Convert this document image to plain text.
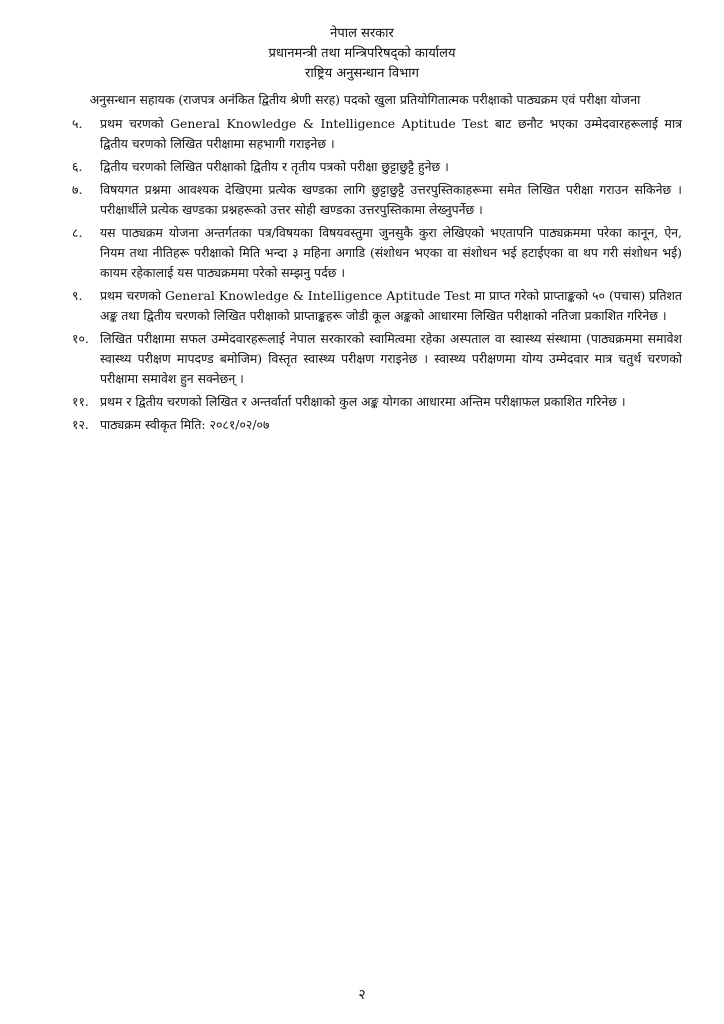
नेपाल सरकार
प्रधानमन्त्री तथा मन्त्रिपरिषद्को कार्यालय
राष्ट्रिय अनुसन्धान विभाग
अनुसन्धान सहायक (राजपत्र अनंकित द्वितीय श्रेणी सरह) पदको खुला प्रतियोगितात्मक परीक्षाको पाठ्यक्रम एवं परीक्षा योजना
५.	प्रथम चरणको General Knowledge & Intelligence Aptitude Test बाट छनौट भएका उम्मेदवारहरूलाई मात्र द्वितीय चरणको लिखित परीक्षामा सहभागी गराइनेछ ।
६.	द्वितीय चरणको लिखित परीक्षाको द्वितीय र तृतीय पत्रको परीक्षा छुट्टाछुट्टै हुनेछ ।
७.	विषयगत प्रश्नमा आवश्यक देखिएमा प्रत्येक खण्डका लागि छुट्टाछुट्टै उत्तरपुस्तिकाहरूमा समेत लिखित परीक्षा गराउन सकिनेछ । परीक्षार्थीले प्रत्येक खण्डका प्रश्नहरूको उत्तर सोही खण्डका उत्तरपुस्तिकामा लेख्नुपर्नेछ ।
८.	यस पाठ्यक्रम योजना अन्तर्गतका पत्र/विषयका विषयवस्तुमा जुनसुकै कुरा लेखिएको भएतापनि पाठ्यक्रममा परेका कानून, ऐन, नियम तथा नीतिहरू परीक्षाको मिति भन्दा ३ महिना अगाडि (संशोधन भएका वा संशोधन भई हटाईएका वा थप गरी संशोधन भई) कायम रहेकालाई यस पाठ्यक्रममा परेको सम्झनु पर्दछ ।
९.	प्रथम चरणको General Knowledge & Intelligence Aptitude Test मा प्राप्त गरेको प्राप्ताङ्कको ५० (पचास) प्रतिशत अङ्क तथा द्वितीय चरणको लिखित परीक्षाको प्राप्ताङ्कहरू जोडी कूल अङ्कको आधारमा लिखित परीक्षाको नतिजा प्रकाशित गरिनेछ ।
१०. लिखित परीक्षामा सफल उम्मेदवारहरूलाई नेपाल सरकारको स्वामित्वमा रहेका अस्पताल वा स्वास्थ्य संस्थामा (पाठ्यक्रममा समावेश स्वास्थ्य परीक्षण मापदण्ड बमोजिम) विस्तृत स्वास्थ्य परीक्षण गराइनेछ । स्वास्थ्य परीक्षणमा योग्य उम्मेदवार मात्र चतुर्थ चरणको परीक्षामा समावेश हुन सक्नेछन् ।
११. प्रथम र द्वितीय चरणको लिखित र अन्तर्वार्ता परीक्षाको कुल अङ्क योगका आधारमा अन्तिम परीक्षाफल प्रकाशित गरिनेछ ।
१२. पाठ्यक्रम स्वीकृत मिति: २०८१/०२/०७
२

THE EXERCISE >> Give the number of lines above in which the word "Aptitude" occurs, with nothing else.

THE RESULT >> 2